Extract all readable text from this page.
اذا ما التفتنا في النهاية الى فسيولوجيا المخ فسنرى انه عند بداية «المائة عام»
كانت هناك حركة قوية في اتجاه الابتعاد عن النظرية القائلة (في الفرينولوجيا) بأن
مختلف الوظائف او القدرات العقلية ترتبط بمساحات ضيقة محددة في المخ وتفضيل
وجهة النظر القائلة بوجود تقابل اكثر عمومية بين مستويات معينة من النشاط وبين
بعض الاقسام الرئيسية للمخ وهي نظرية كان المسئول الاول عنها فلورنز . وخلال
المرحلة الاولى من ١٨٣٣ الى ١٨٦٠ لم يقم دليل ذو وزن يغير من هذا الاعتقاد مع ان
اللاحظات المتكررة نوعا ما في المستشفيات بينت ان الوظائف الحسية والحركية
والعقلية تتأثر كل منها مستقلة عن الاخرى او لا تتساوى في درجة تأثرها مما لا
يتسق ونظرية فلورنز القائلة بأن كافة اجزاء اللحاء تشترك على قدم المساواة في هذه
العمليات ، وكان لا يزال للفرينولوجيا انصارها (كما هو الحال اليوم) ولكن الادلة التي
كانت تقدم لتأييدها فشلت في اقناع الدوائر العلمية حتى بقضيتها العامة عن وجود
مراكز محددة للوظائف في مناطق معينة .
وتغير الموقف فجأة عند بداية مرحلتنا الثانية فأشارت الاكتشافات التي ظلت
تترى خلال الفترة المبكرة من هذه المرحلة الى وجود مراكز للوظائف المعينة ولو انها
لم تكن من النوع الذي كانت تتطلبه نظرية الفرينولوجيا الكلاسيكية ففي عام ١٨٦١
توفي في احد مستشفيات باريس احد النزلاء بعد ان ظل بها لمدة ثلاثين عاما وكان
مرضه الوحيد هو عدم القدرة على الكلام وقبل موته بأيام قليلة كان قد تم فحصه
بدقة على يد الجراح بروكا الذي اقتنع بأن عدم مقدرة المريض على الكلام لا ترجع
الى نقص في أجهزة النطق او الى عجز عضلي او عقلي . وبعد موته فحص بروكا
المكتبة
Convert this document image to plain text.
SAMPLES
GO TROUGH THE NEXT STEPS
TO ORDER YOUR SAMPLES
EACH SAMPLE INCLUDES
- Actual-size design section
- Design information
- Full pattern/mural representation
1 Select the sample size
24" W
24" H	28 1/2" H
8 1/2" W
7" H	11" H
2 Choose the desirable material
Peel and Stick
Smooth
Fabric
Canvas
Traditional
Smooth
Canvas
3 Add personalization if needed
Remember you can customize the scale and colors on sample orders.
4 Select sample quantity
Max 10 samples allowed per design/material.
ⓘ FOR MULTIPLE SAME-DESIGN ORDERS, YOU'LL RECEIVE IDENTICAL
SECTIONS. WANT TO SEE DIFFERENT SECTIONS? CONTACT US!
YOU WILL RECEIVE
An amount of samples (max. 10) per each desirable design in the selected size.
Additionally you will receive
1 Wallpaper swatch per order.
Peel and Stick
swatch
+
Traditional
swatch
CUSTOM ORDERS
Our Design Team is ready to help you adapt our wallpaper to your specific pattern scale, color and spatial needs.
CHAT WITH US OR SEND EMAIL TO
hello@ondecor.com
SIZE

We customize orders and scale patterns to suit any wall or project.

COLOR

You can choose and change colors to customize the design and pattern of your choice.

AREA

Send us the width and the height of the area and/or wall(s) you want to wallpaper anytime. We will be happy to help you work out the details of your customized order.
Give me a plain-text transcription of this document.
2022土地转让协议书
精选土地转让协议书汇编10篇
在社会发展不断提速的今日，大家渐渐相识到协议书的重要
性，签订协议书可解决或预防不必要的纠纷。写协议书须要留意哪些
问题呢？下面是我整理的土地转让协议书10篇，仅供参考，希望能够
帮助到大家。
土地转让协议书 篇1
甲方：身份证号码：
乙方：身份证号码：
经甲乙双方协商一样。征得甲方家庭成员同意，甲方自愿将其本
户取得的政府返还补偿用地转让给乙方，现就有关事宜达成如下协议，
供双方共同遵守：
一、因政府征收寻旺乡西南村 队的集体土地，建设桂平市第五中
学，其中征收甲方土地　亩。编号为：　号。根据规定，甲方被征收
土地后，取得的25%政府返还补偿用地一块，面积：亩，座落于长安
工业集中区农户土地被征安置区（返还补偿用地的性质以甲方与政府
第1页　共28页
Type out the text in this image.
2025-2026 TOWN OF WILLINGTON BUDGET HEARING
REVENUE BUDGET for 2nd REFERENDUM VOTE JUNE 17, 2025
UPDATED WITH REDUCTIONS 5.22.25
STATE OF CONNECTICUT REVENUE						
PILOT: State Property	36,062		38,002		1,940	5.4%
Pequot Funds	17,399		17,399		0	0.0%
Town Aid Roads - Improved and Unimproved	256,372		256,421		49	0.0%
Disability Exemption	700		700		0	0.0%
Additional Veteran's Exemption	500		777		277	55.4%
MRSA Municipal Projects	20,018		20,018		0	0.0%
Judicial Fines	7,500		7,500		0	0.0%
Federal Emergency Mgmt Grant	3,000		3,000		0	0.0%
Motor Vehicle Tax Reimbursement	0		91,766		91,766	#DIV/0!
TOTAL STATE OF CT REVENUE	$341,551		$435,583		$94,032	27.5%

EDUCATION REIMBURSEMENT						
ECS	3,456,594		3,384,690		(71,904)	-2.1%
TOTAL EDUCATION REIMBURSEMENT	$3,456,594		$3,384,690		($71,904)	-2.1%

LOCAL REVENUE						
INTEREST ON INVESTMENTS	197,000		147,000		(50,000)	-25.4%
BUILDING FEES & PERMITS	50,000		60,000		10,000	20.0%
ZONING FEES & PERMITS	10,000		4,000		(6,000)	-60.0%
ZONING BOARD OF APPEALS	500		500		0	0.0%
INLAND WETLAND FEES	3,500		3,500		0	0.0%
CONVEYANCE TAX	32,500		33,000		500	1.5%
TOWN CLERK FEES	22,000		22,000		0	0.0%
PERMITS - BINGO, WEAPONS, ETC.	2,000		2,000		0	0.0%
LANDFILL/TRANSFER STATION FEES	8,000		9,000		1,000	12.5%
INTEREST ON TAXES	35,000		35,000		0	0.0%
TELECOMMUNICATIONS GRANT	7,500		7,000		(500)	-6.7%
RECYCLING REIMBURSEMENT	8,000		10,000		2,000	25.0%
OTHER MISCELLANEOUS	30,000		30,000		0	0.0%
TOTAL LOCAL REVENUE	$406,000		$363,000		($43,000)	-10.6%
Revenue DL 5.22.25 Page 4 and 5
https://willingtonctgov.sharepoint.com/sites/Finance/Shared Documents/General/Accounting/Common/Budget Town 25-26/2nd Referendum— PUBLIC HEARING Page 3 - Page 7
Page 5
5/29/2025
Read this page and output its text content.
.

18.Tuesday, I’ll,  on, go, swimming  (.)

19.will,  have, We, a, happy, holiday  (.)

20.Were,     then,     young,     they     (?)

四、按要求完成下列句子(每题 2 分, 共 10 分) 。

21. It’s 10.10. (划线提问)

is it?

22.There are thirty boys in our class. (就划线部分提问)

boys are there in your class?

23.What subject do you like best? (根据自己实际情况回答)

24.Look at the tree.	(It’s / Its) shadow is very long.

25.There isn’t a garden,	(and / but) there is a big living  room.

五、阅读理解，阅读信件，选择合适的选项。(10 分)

• Exercise goal:
Copy out each record from above, exactly.

• Written reply:
Extract all readable text from this page.
اذا ما التفتنا في النهاية الى فسيولوجيا المخ فسنرى انه عند بداية «المائة عام»
كانت هناك حركة قوية في اتجاه الابتعاد عن النظرية القائلة (في الفرينولوجيا) بأن
مختلف الوظائف او القدرات العقلية ترتبط بمساحات ضيقة محددة في المخ وتفضيل
وجهة النظر القائلة بوجود تقابل اكثر عمومية بين مستويات معينة من النشاط وبين
بعض الاقسام الرئيسية للمخ وهي نظرية كان المسئول الاول عنها فلورنز . وخلال
المرحلة الاولى من ١٨٣٣ الى ١٨٦٠ لم يقم دليل ذو وزن يغير من هذا الاعتقاد مع ان
اللاحظات المتكررة نوعا ما في المستشفيات بينت ان الوظائف الحسية والحركية
والعقلية تتأثر كل منها مستقلة عن الاخرى او لا تتساوى في درجة تأثرها مما لا
يتسق ونظرية فلورنز القائلة بأن كافة اجزاء اللحاء تشترك على قدم المساواة في هذه
العمليات ، وكان لا يزال للفرينولوجيا انصارها (كما هو الحال اليوم) ولكن الادلة التي
كانت تقدم لتأييدها فشلت في اقناع الدوائر العلمية حتى بقضيتها العامة عن وجود
مراكز محددة للوظائف في مناطق معينة .
وتغير الموقف فجأة عند بداية مرحلتنا الثانية فأشارت الاكتشافات التي ظلت
تترى خلال الفترة المبكرة من هذه المرحلة الى وجود مراكز للوظائف المعينة ولو انها
لم تكن من النوع الذي كانت تتطلبه نظرية الفرينولوجيا الكلاسيكية ففي عام ١٨٦١
توفي في احد مستشفيات باريس احد النزلاء بعد ان ظل بها لمدة ثلاثين عاما وكان
مرضه الوحيد هو عدم القدرة على الكلام وقبل موته بأيام قليلة كان قد تم فحصه
بدقة على يد الجراح بروكا الذي اقتنع بأن عدم مقدرة المريض على الكلام لا ترجع
الى نقص في أجهزة النطق او الى عجز عضلي او عقلي . وبعد موته فحص بروكا
المكتبة
Convert this document image to plain text.
SAMPLES
GO TROUGH THE NEXT STEPS
TO ORDER YOUR SAMPLES
EACH SAMPLE INCLUDES
- Actual-size design section
- Design information
- Full pattern/mural representation
1 Select the sample size
24" W
24" H	28 1/2" H
8 1/2" W
7" H	11" H
2 Choose the desirable material
Peel and Stick
Smooth
Fabric
Canvas
Traditional
Smooth
Canvas
3 Add personalization if needed
Remember you can customize the scale and colors on sample orders.
4 Select sample quantity
Max 10 samples allowed per design/material.
ⓘ FOR MULTIPLE SAME-DESIGN ORDERS, YOU'LL RECEIVE IDENTICAL
SECTIONS. WANT TO SEE DIFFERENT SECTIONS? CONTACT US!
YOU WILL RECEIVE
An amount of samples (max. 10) per each desirable design in the selected size.
Additionally you will receive
1 Wallpaper swatch per order.
Peel and Stick
swatch
+
Traditional
swatch
CUSTOM ORDERS
Our Design Team is ready to help you adapt our wallpaper to your specific pattern scale, color and spatial needs.
CHAT WITH US OR SEND EMAIL TO
hello@ondecor.com
SIZE

We customize orders and scale patterns to suit any wall or project.

COLOR

You can choose and change colors to customize the design and pattern of your choice.

AREA

Send us the width and the height of the area and/or wall(s) you want to wallpaper anytime. We will be happy to help you work out the details of your customized order.
Give me a plain-text transcription of this document.
2022土地转让协议书
精选土地转让协议书汇编10篇
在社会发展不断提速的今日，大家渐渐相识到协议书的重要
性，签订协议书可解决或预防不必要的纠纷。写协议书须要留意哪些
问题呢？下面是我整理的土地转让协议书10篇，仅供参考，希望能够
帮助到大家。
土地转让协议书 篇1
甲方：身份证号码：
乙方：身份证号码：
经甲乙双方协商一样。征得甲方家庭成员同意，甲方自愿将其本
户取得的政府返还补偿用地转让给乙方，现就有关事宜达成如下协议，
供双方共同遵守：
一、因政府征收寻旺乡西南村 队的集体土地，建设桂平市第五中
学，其中征收甲方土地　亩。编号为：　号。根据规定，甲方被征收
土地后，取得的25%政府返还补偿用地一块，面积：亩，座落于长安
工业集中区农户土地被征安置区（返还补偿用地的性质以甲方与政府
第1页　共28页
Type out the text in this image.
2025-2026 TOWN OF WILLINGTON BUDGET HEARING
REVENUE BUDGET for 2nd REFERENDUM VOTE JUNE 17, 2025
UPDATED WITH REDUCTIONS 5.22.25
STATE OF CONNECTICUT REVENUE						
PILOT: State Property	36,062		38,002		1,940	5.4%
Pequot Funds	17,399		17,399		0	0.0%
Town Aid Roads - Improved and Unimproved	256,372		256,421		49	0.0%
Disability Exemption	700		700		0	0.0%
Additional Veteran's Exemption	500		777		277	55.4%
MRSA Municipal Projects	20,018		20,018		0	0.0%
Judicial Fines	7,500		7,500		0	0.0%
Federal Emergency Mgmt Grant	3,000		3,000		0	0.0%
Motor Vehicle Tax Reimbursement	0		91,766		91,766	#DIV/0!
TOTAL STATE OF CT REVENUE	$341,551		$435,583		$94,032	27.5%

EDUCATION REIMBURSEMENT						
ECS	3,456,594		3,384,690		(71,904)	-2.1%
TOTAL EDUCATION REIMBURSEMENT	$3,456,594		$3,384,690		($71,904)	-2.1%

LOCAL REVENUE						
INTEREST ON INVESTMENTS	197,000		147,000		(50,000)	-25.4%
BUILDING FEES & PERMITS	50,000		60,000		10,000	20.0%
ZONING FEES & PERMITS	10,000		4,000		(6,000)	-60.0%
ZONING BOARD OF APPEALS	500		500		0	0.0%
INLAND WETLAND FEES	3,500		3,500		0	0.0%
CONVEYANCE TAX	32,500		33,000		500	1.5%
TOWN CLERK FEES	22,000		22,000		0	0.0%
PERMITS - BINGO, WEAPONS, ETC.	2,000		2,000		0	0.0%
LANDFILL/TRANSFER STATION FEES	8,000		9,000		1,000	12.5%
INTEREST ON TAXES	35,000		35,000		0	0.0%
TELECOMMUNICATIONS GRANT	7,500		7,000		(500)	-6.7%
RECYCLING REIMBURSEMENT	8,000		10,000		2,000	25.0%
OTHER MISCELLANEOUS	30,000		30,000		0	0.0%
TOTAL LOCAL REVENUE	$406,000		$363,000		($43,000)	-10.6%
Revenue DL 5.22.25 Page 4 and 5
https://willingtonctgov.sharepoint.com/sites/Finance/Shared Documents/General/Accounting/Common/Budget Town 25-26/2nd Referendum— PUBLIC HEARING Page 3 - Page 7
Page 5
5/29/2025
Read this page and output its text content.
.

18.Tuesday, I’ll,  on, go, swimming  (.)

19.will,  have, We, a, happy, holiday  (.)

20.Were,     then,     young,     they     (?)

四、按要求完成下列句子(每题 2 分, 共 10 分) 。

21. It’s 10.10. (划线提问)

is it?

22.There are thirty boys in our class. (就划线部分提问)

boys are there in your class?

23.What subject do you like best? (根据自己实际情况回答)

24.Look at the tree.	(It’s / Its) shadow is very long.

25.There isn’t a garden,	(and / but) there is a big living  room.

五、阅读理解，阅读信件，选择合适的选项。(10 分)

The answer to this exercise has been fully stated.